» **DIRECTION**
Count how many lines hold the string "votes". Answer with that number and nothing more.

» **SOURCE DATA**
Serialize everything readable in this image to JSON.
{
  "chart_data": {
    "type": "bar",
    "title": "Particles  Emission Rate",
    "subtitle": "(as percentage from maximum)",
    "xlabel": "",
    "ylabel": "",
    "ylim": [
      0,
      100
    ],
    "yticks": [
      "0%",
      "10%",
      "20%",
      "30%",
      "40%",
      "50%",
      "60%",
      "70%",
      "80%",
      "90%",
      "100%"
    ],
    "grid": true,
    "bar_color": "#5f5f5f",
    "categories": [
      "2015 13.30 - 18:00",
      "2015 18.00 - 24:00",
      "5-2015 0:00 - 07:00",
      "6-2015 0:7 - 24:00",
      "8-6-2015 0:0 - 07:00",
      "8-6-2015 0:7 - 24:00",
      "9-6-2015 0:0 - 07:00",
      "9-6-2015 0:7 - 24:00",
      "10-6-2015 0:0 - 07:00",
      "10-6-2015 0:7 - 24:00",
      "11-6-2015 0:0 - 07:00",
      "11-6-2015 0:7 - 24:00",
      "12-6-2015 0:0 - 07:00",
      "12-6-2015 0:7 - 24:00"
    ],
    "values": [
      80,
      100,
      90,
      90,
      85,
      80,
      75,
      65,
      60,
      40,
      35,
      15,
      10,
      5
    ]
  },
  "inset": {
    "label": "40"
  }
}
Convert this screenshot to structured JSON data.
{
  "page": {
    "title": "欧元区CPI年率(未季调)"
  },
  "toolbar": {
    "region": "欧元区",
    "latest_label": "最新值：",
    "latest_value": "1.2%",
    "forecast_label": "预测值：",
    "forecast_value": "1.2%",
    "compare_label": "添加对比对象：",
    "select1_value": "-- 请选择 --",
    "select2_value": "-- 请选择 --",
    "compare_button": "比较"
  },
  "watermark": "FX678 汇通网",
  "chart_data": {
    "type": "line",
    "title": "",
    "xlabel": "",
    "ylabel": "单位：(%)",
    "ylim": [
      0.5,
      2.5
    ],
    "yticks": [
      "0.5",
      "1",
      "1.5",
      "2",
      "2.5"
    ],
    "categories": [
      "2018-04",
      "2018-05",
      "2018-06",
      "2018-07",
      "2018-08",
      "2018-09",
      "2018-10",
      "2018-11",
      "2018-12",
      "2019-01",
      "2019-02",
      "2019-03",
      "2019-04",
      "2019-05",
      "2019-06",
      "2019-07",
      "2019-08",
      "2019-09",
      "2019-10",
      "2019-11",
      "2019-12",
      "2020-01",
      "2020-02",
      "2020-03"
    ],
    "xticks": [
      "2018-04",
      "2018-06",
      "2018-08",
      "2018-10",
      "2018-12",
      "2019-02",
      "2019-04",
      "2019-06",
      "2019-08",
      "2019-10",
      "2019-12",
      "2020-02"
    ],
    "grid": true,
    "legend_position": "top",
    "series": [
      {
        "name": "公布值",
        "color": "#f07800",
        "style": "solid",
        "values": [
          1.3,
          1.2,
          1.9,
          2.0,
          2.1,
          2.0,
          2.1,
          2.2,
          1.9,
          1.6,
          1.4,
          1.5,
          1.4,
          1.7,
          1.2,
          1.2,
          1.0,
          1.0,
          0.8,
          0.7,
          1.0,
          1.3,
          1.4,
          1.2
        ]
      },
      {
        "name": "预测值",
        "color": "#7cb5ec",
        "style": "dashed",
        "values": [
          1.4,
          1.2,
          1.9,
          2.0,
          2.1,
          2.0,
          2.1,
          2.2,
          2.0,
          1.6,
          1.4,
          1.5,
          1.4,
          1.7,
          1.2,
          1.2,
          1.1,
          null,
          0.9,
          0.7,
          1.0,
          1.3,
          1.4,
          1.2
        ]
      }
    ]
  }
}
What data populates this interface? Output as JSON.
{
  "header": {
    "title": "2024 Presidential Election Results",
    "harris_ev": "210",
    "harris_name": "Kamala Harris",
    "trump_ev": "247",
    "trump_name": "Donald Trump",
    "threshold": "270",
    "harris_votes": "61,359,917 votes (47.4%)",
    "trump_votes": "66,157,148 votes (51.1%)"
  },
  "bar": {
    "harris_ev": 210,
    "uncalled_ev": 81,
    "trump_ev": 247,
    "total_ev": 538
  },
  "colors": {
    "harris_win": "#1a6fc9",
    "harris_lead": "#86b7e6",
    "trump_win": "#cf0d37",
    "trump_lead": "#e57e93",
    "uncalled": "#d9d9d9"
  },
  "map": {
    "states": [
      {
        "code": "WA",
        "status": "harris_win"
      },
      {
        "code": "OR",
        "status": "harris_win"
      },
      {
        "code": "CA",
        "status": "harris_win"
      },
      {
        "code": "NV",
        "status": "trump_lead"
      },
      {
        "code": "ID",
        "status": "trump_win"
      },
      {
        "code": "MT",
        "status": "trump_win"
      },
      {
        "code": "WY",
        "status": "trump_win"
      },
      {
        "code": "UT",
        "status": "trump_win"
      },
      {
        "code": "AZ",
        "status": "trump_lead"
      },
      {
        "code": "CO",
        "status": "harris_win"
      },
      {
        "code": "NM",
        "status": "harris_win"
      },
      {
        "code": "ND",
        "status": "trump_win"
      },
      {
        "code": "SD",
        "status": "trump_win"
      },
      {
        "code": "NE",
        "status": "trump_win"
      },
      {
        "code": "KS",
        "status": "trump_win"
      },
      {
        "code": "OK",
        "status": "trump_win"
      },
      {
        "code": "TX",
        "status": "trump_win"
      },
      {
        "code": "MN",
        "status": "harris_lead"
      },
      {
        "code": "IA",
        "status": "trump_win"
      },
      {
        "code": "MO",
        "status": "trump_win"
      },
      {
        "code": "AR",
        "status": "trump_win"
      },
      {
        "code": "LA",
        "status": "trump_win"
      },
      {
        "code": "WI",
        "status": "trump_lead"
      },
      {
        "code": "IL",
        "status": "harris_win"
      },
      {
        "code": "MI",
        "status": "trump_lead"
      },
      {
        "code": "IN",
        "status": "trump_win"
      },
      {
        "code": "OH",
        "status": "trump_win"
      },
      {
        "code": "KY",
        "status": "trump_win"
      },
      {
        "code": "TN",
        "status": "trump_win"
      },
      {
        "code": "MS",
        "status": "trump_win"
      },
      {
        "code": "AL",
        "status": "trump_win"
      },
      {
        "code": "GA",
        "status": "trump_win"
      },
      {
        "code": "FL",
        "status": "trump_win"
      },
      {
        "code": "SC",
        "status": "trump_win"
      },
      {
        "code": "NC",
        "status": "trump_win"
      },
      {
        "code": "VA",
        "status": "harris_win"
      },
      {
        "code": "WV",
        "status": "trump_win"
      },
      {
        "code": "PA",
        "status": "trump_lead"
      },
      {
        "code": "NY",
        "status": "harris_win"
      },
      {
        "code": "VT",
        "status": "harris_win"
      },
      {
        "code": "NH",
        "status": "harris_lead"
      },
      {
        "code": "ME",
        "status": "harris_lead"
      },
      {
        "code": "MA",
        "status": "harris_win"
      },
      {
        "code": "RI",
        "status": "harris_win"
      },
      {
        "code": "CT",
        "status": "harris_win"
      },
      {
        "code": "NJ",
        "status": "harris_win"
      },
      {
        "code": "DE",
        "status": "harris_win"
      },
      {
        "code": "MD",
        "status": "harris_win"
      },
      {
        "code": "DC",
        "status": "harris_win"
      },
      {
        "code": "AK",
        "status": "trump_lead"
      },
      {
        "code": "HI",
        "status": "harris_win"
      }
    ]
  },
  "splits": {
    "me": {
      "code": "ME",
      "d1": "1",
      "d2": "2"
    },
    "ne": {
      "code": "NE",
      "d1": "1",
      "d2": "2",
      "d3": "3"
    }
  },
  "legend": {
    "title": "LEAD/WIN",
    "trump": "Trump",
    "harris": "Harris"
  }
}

» **EXERCISE RESPONSE**
2